## Dataset records
■ ■ ■ ■ ■

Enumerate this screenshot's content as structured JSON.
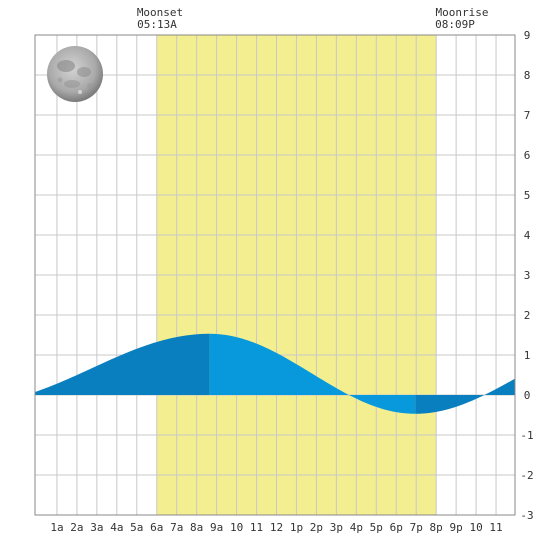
{
  "moonset": {
    "label": "Moonset",
    "time": "05:13A"
  },
  "moonrise": {
    "label": "Moonrise",
    "time": "08:09P"
  },
  "chart_data": {
    "type": "area",
    "x_tick_labels": [
      "1a",
      "2a",
      "3a",
      "4a",
      "5a",
      "6a",
      "7a",
      "8a",
      "9a",
      "10",
      "11",
      "12",
      "1p",
      "2p",
      "3p",
      "4p",
      "5p",
      "6p",
      "7p",
      "8p",
      "9p",
      "10",
      "11"
    ],
    "x_range_hours": [
      -0.1,
      23.95
    ],
    "ylim": [
      -3,
      9
    ],
    "y_tick_labels": [
      "-3",
      "-2",
      "-1",
      "0",
      "1",
      "2",
      "3",
      "4",
      "5",
      "6",
      "7",
      "8",
      "9"
    ],
    "grid": true,
    "daylight_band_hours": [
      6.0,
      20.0
    ],
    "tide_curve": {
      "low_before": {
        "hour": -3.2,
        "height": -0.2
      },
      "high": {
        "hour": 8.65,
        "height": 1.53
      },
      "low": {
        "hour": 18.95,
        "height": -0.47
      },
      "high_after": {
        "hour": 29.0,
        "height": 1.3
      }
    },
    "colors": {
      "night_fill": "#0a7fbf",
      "day_fill": "#0799dc",
      "daylight": "#f3ee8f",
      "grid": "#c8c8c8",
      "background": "#ffffff"
    }
  }
}
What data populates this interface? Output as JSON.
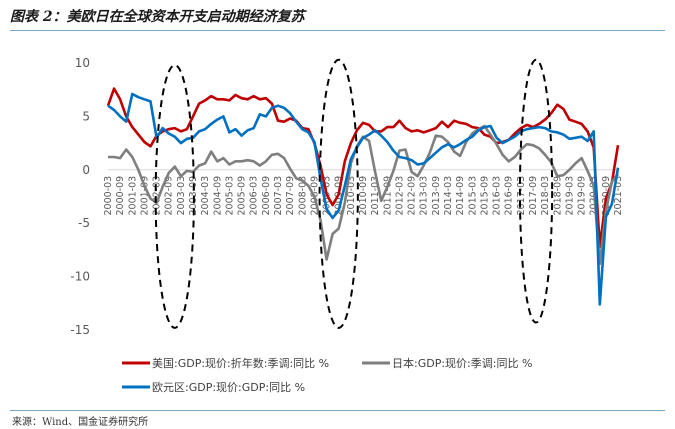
{
  "figure": {
    "title": "图表 2：美欧日在全球资本开支启动期经济复苏",
    "source": "来源：Wind、国金证券研究所"
  },
  "chart_data": {
    "type": "line",
    "title": "",
    "xlabel": "",
    "ylabel": "",
    "ylim": [
      -15,
      10
    ],
    "yticks": [
      -15,
      -10,
      -5,
      0,
      5,
      10
    ],
    "grid": false,
    "legend_position": "bottom",
    "x": [
      "2000-03",
      "2000-06",
      "2000-09",
      "2000-12",
      "2001-03",
      "2001-06",
      "2001-09",
      "2001-12",
      "2002-03",
      "2002-06",
      "2002-09",
      "2002-12",
      "2003-03",
      "2003-06",
      "2003-09",
      "2003-12",
      "2004-03",
      "2004-06",
      "2004-09",
      "2004-12",
      "2005-03",
      "2005-06",
      "2005-09",
      "2005-12",
      "2006-03",
      "2006-06",
      "2006-09",
      "2006-12",
      "2007-03",
      "2007-06",
      "2007-09",
      "2007-12",
      "2008-03",
      "2008-06",
      "2008-09",
      "2008-12",
      "2009-03",
      "2009-06",
      "2009-09",
      "2009-12",
      "2010-03",
      "2010-06",
      "2010-09",
      "2010-12",
      "2011-03",
      "2011-06",
      "2011-09",
      "2011-12",
      "2012-03",
      "2012-06",
      "2012-09",
      "2012-12",
      "2013-03",
      "2013-06",
      "2013-09",
      "2013-12",
      "2014-03",
      "2014-06",
      "2014-09",
      "2014-12",
      "2015-03",
      "2015-06",
      "2015-09",
      "2015-12",
      "2016-03",
      "2016-06",
      "2016-09",
      "2016-12",
      "2017-03",
      "2017-06",
      "2017-09",
      "2017-12",
      "2018-03",
      "2018-06",
      "2018-09",
      "2018-12",
      "2019-03",
      "2019-06",
      "2019-09",
      "2019-12",
      "2020-03",
      "2020-06",
      "2020-09",
      "2020-12",
      "2021-03"
    ],
    "xtick_labels": [
      "2000-03",
      "2000-09",
      "2001-03",
      "2001-09",
      "2002-03",
      "2002-09",
      "2003-03",
      "2003-09",
      "2004-03",
      "2004-09",
      "2005-03",
      "2005-09",
      "2006-03",
      "2006-09",
      "2007-03",
      "2007-09",
      "2008-03",
      "2008-09",
      "2009-03",
      "2009-09",
      "2010-03",
      "2010-09",
      "2011-03",
      "2011-09",
      "2012-03",
      "2012-09",
      "2013-03",
      "2013-09",
      "2014-03",
      "2014-09",
      "2015-03",
      "2015-09",
      "2016-03",
      "2016-09",
      "2017-03",
      "2017-09",
      "2018-03",
      "2018-09",
      "2019-03",
      "2019-09",
      "2020-03",
      "2020-09",
      "2021-03"
    ],
    "series": [
      {
        "name": "美国:GDP:现价:折年数:季调:同比 %",
        "color": "#c00000",
        "values": [
          6.0,
          7.6,
          6.6,
          5.0,
          4.0,
          3.3,
          2.6,
          2.2,
          3.2,
          3.6,
          3.8,
          3.9,
          3.6,
          3.8,
          5.0,
          6.2,
          6.5,
          6.9,
          6.6,
          6.6,
          6.5,
          7.0,
          6.7,
          6.6,
          6.9,
          6.6,
          6.7,
          6.2,
          4.6,
          4.5,
          4.8,
          4.6,
          3.9,
          3.8,
          2.5,
          0.4,
          -2.3,
          -3.3,
          -2.3,
          0.8,
          2.5,
          3.7,
          4.4,
          4.2,
          3.6,
          3.6,
          4.0,
          4.0,
          4.6,
          3.9,
          3.6,
          3.7,
          3.5,
          3.7,
          3.9,
          4.5,
          4.0,
          4.6,
          4.4,
          4.3,
          4.0,
          3.9,
          3.3,
          3.1,
          2.5,
          2.6,
          2.8,
          3.4,
          3.9,
          4.2,
          4.0,
          4.3,
          4.7,
          5.3,
          6.1,
          5.7,
          4.7,
          4.5,
          4.3,
          3.6,
          2.1,
          -7.2,
          -2.7,
          -1.2,
          2.3
        ]
      },
      {
        "name": "日本:GDP:现价:季调:同比 %",
        "color": "#7f7f7f",
        "values": [
          1.2,
          1.2,
          1.1,
          1.9,
          1.2,
          0.0,
          -1.5,
          -2.7,
          -3.1,
          -1.6,
          -0.3,
          0.3,
          -0.6,
          -0.1,
          -0.2,
          0.4,
          0.6,
          1.7,
          0.8,
          1.1,
          0.5,
          0.8,
          0.8,
          0.9,
          0.8,
          0.4,
          0.8,
          1.4,
          1.5,
          1.1,
          0.1,
          -0.8,
          -1.0,
          -1.5,
          -2.5,
          -4.7,
          -8.4,
          -6.0,
          -5.5,
          -3.1,
          0.6,
          2.2,
          3.1,
          2.7,
          -0.2,
          -2.9,
          -1.6,
          -0.1,
          1.8,
          1.9,
          -0.2,
          -0.6,
          0.4,
          1.6,
          3.2,
          3.1,
          2.6,
          1.7,
          1.3,
          2.6,
          3.4,
          3.8,
          4.1,
          3.3,
          2.4,
          1.4,
          0.8,
          1.2,
          1.9,
          2.4,
          2.3,
          2.0,
          1.4,
          0.7,
          -0.6,
          -0.5,
          0.0,
          0.6,
          1.1,
          -0.1,
          -1.5,
          -8.8,
          -3.9,
          -1.1,
          -0.4
        ]
      },
      {
        "name": "欧元区:GDP:现价:GDP:同比 %",
        "color": "#0070c0",
        "values": [
          6.0,
          5.6,
          5.0,
          4.5,
          7.1,
          6.8,
          6.6,
          6.4,
          3.0,
          3.9,
          3.4,
          3.1,
          2.5,
          2.9,
          3.0,
          3.6,
          3.8,
          4.3,
          4.7,
          5.0,
          3.5,
          3.8,
          3.2,
          3.7,
          3.9,
          5.2,
          5.0,
          5.8,
          6.0,
          5.8,
          5.3,
          4.5,
          3.8,
          3.5,
          2.6,
          -0.8,
          -3.7,
          -4.5,
          -3.8,
          -1.5,
          1.0,
          2.1,
          3.0,
          3.3,
          3.7,
          3.2,
          2.6,
          1.8,
          1.2,
          1.1,
          0.9,
          0.5,
          0.6,
          1.1,
          1.6,
          2.1,
          2.4,
          2.1,
          2.4,
          2.8,
          3.1,
          3.7,
          4.0,
          4.1,
          3.0,
          2.5,
          2.8,
          3.1,
          3.6,
          3.8,
          3.9,
          4.0,
          3.9,
          3.6,
          3.5,
          3.3,
          2.9,
          3.0,
          3.1,
          2.7,
          3.6,
          -12.6,
          -4.4,
          -3.2,
          0.2
        ]
      }
    ],
    "annotations": [
      "dashed-ellipse-2002",
      "dashed-ellipse-2009",
      "dashed-ellipse-2017"
    ]
  }
}
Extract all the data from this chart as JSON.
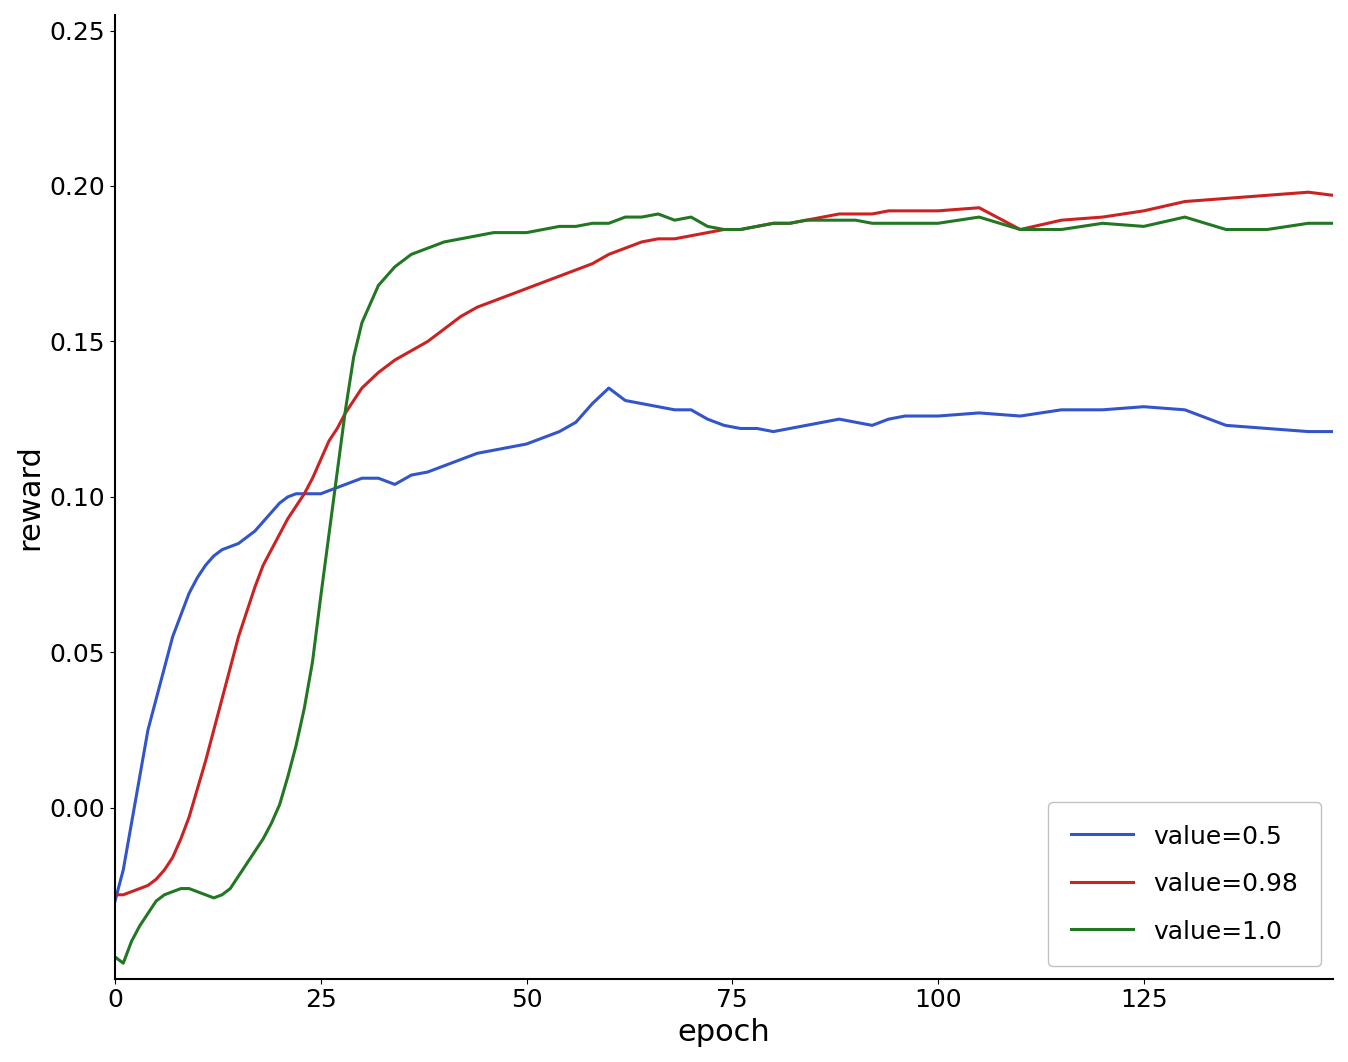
{
  "title": "",
  "xlabel": "epoch",
  "ylabel": "reward",
  "xlim": [
    0,
    148
  ],
  "ylim": [
    -0.055,
    0.255
  ],
  "xticks": [
    0,
    25,
    50,
    75,
    100,
    125
  ],
  "yticks": [
    0.0,
    0.05,
    0.1,
    0.15,
    0.2,
    0.25
  ],
  "legend_labels": [
    "value=0.5",
    "value=0.98",
    "value=1.0"
  ],
  "line_colors": [
    "#3355cc",
    "#cc2222",
    "#227722"
  ],
  "line_width": 2.2,
  "figsize": [
    13.48,
    10.62
  ],
  "dpi": 100,
  "series": {
    "blue": {
      "x": [
        0,
        1,
        2,
        3,
        4,
        5,
        6,
        7,
        8,
        9,
        10,
        11,
        12,
        13,
        14,
        15,
        16,
        17,
        18,
        19,
        20,
        21,
        22,
        23,
        24,
        25,
        26,
        27,
        28,
        29,
        30,
        32,
        34,
        36,
        38,
        40,
        42,
        44,
        46,
        48,
        50,
        52,
        54,
        56,
        58,
        60,
        62,
        64,
        66,
        68,
        70,
        72,
        74,
        76,
        78,
        80,
        82,
        84,
        86,
        88,
        90,
        92,
        94,
        96,
        98,
        100,
        105,
        110,
        115,
        120,
        125,
        130,
        135,
        140,
        145,
        148
      ],
      "y": [
        -0.03,
        -0.02,
        -0.005,
        0.01,
        0.025,
        0.035,
        0.045,
        0.055,
        0.062,
        0.069,
        0.074,
        0.078,
        0.081,
        0.083,
        0.084,
        0.085,
        0.087,
        0.089,
        0.092,
        0.095,
        0.098,
        0.1,
        0.101,
        0.101,
        0.101,
        0.101,
        0.102,
        0.103,
        0.104,
        0.105,
        0.106,
        0.106,
        0.104,
        0.107,
        0.108,
        0.11,
        0.112,
        0.114,
        0.115,
        0.116,
        0.117,
        0.119,
        0.121,
        0.124,
        0.13,
        0.135,
        0.131,
        0.13,
        0.129,
        0.128,
        0.128,
        0.125,
        0.123,
        0.122,
        0.122,
        0.121,
        0.122,
        0.123,
        0.124,
        0.125,
        0.124,
        0.123,
        0.125,
        0.126,
        0.126,
        0.126,
        0.127,
        0.126,
        0.128,
        0.128,
        0.129,
        0.128,
        0.123,
        0.122,
        0.121,
        0.121
      ]
    },
    "red": {
      "x": [
        0,
        1,
        2,
        3,
        4,
        5,
        6,
        7,
        8,
        9,
        10,
        11,
        12,
        13,
        14,
        15,
        16,
        17,
        18,
        19,
        20,
        21,
        22,
        23,
        24,
        25,
        26,
        27,
        28,
        29,
        30,
        32,
        34,
        36,
        38,
        40,
        42,
        44,
        46,
        48,
        50,
        52,
        54,
        56,
        58,
        60,
        62,
        64,
        66,
        68,
        70,
        72,
        74,
        76,
        78,
        80,
        82,
        84,
        86,
        88,
        90,
        92,
        94,
        96,
        98,
        100,
        105,
        110,
        115,
        120,
        125,
        130,
        135,
        140,
        145,
        148
      ],
      "y": [
        -0.028,
        -0.028,
        -0.027,
        -0.026,
        -0.025,
        -0.023,
        -0.02,
        -0.016,
        -0.01,
        -0.003,
        0.006,
        0.015,
        0.025,
        0.035,
        0.045,
        0.055,
        0.063,
        0.071,
        0.078,
        0.083,
        0.088,
        0.093,
        0.097,
        0.101,
        0.106,
        0.112,
        0.118,
        0.122,
        0.127,
        0.131,
        0.135,
        0.14,
        0.144,
        0.147,
        0.15,
        0.154,
        0.158,
        0.161,
        0.163,
        0.165,
        0.167,
        0.169,
        0.171,
        0.173,
        0.175,
        0.178,
        0.18,
        0.182,
        0.183,
        0.183,
        0.184,
        0.185,
        0.186,
        0.186,
        0.187,
        0.188,
        0.188,
        0.189,
        0.19,
        0.191,
        0.191,
        0.191,
        0.192,
        0.192,
        0.192,
        0.192,
        0.193,
        0.186,
        0.189,
        0.19,
        0.192,
        0.195,
        0.196,
        0.197,
        0.198,
        0.197
      ]
    },
    "green": {
      "x": [
        0,
        1,
        2,
        3,
        4,
        5,
        6,
        7,
        8,
        9,
        10,
        11,
        12,
        13,
        14,
        15,
        16,
        17,
        18,
        19,
        20,
        21,
        22,
        23,
        24,
        25,
        26,
        27,
        28,
        29,
        30,
        32,
        34,
        36,
        38,
        40,
        42,
        44,
        46,
        48,
        50,
        52,
        54,
        56,
        58,
        60,
        62,
        64,
        66,
        68,
        70,
        72,
        74,
        76,
        78,
        80,
        82,
        84,
        86,
        88,
        90,
        92,
        94,
        96,
        98,
        100,
        105,
        110,
        115,
        120,
        125,
        130,
        135,
        140,
        145,
        148
      ],
      "y": [
        -0.048,
        -0.05,
        -0.043,
        -0.038,
        -0.034,
        -0.03,
        -0.028,
        -0.027,
        -0.026,
        -0.026,
        -0.027,
        -0.028,
        -0.029,
        -0.028,
        -0.026,
        -0.022,
        -0.018,
        -0.014,
        -0.01,
        -0.005,
        0.001,
        0.01,
        0.02,
        0.032,
        0.047,
        0.068,
        0.088,
        0.108,
        0.128,
        0.145,
        0.156,
        0.168,
        0.174,
        0.178,
        0.18,
        0.182,
        0.183,
        0.184,
        0.185,
        0.185,
        0.185,
        0.186,
        0.187,
        0.187,
        0.188,
        0.188,
        0.19,
        0.19,
        0.191,
        0.189,
        0.19,
        0.187,
        0.186,
        0.186,
        0.187,
        0.188,
        0.188,
        0.189,
        0.189,
        0.189,
        0.189,
        0.188,
        0.188,
        0.188,
        0.188,
        0.188,
        0.19,
        0.186,
        0.186,
        0.188,
        0.187,
        0.19,
        0.186,
        0.186,
        0.188,
        0.188
      ]
    }
  }
}
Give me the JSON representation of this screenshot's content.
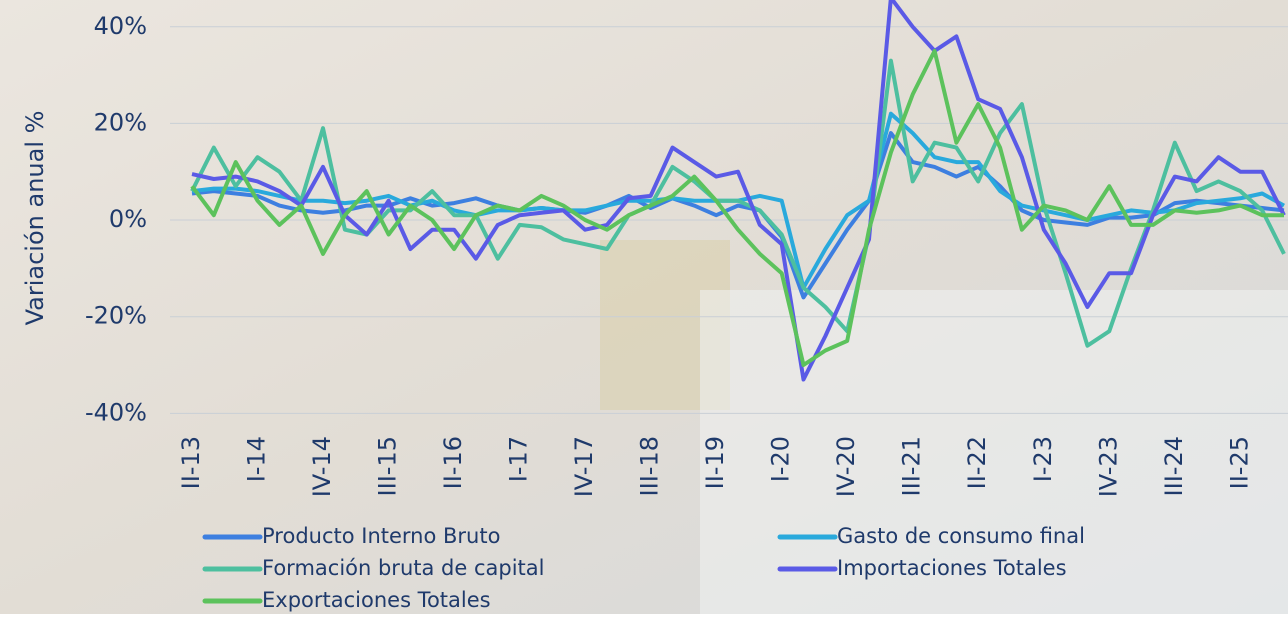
{
  "chart_data": {
    "type": "line",
    "y_axis_label": "Variación anual %",
    "categories": [
      "II-13",
      null,
      null,
      "I-14",
      null,
      null,
      "IV-14",
      null,
      null,
      "III-15",
      null,
      null,
      "II-16",
      null,
      null,
      "I-17",
      null,
      null,
      "IV-17",
      null,
      null,
      "III-18",
      null,
      null,
      "II-19",
      null,
      null,
      "I-20",
      null,
      null,
      "IV-20",
      null,
      null,
      "III-21",
      null,
      null,
      "II-22",
      null,
      null,
      "I-23",
      null,
      null,
      "IV-23",
      null,
      null,
      "III-24",
      null,
      null,
      "II-25",
      null,
      null
    ],
    "ylim": [
      -42,
      45
    ],
    "yticks": [
      {
        "value": -40,
        "label": "-40%"
      },
      {
        "value": -20,
        "label": "-20%"
      },
      {
        "value": 0,
        "label": "0%"
      },
      {
        "value": 20,
        "label": "20%"
      },
      {
        "value": 40,
        "label": "40%"
      }
    ],
    "grid": true,
    "series": [
      {
        "name": "Producto Interno Bruto",
        "color": "#3d7fe0",
        "values": [
          5.5,
          6,
          5.5,
          5,
          3,
          2,
          1.5,
          2,
          3,
          3,
          4.5,
          3,
          3.5,
          4.5,
          3,
          2,
          2.5,
          2,
          1.5,
          3,
          5,
          2.5,
          4.5,
          3,
          1,
          3,
          2,
          -3.5,
          -16,
          -9,
          -2,
          4,
          18,
          12,
          11,
          9,
          11,
          7,
          2,
          0,
          -0.5,
          -1,
          0.5,
          0.5,
          1,
          3.5,
          4,
          3.5,
          3,
          2.5,
          2
        ]
      },
      {
        "name": "Gasto de consumo final",
        "color": "#29a9dc",
        "values": [
          6,
          6.5,
          6.5,
          6,
          5,
          4,
          4,
          3.5,
          4,
          5,
          3,
          4,
          2,
          1,
          2,
          2,
          2.5,
          2,
          2,
          3,
          4,
          4,
          4.5,
          4,
          4,
          4,
          5,
          4,
          -14,
          -6,
          1,
          4,
          22,
          18,
          13,
          12,
          12,
          6,
          3,
          2,
          1,
          0,
          1,
          2,
          1.5,
          2,
          3.5,
          4,
          4.5,
          5.5,
          3
        ]
      },
      {
        "name": "Formación bruta de capital",
        "color": "#4dbf9f",
        "values": [
          6,
          15,
          7,
          13,
          10,
          4,
          19,
          -2,
          -3,
          2,
          2,
          6,
          1,
          1,
          -8,
          -1,
          -1.5,
          -4,
          -5,
          -6,
          1,
          3,
          11,
          8,
          4,
          4,
          2,
          -3,
          -14,
          -18,
          -23,
          -3,
          33,
          8,
          16,
          15,
          8,
          18,
          24,
          3,
          -11,
          -26,
          -23,
          -10,
          2,
          16,
          6,
          8,
          6,
          2,
          -7
        ]
      },
      {
        "name": "Importaciones Totales",
        "color": "#5a5ae6",
        "values": [
          9.5,
          8.5,
          9,
          8,
          6,
          3,
          11,
          1,
          -3,
          4,
          -6,
          -2,
          -2,
          -8,
          -1,
          1,
          1.5,
          2,
          -2,
          -1,
          4.5,
          5,
          15,
          12,
          9,
          10,
          -1,
          -5,
          -33,
          -24,
          -14,
          -4,
          46,
          40,
          35,
          38,
          25,
          23,
          13,
          -2,
          -9,
          -18,
          -11,
          -11,
          1,
          9,
          8,
          13,
          10,
          10,
          1
        ]
      },
      {
        "name": "Exportaciones  Totales",
        "color": "#5cc25c",
        "values": [
          7,
          1,
          12,
          4,
          -1,
          3,
          -7,
          1,
          6,
          -3,
          3,
          0,
          -6,
          1,
          3,
          2,
          5,
          3,
          0,
          -2,
          1,
          3,
          5,
          9,
          4,
          -2,
          -7,
          -11,
          -30,
          -27,
          -25,
          -2,
          14,
          26,
          35,
          16,
          24,
          15,
          -2,
          3,
          2,
          0,
          7,
          -1,
          -1,
          2,
          1.5,
          2,
          3,
          1,
          1
        ]
      }
    ]
  }
}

■ ■ ■ ■ ■

## Problem to solve
Each line that holds the word "this" is to be copied.

## Finished answer
Enumerate this screenshot's content as structured JSON.
What data populates this interface? Output as JSON.
Extract all the data from this chart as JSON.
Give me the JSON representation of this screenshot's content.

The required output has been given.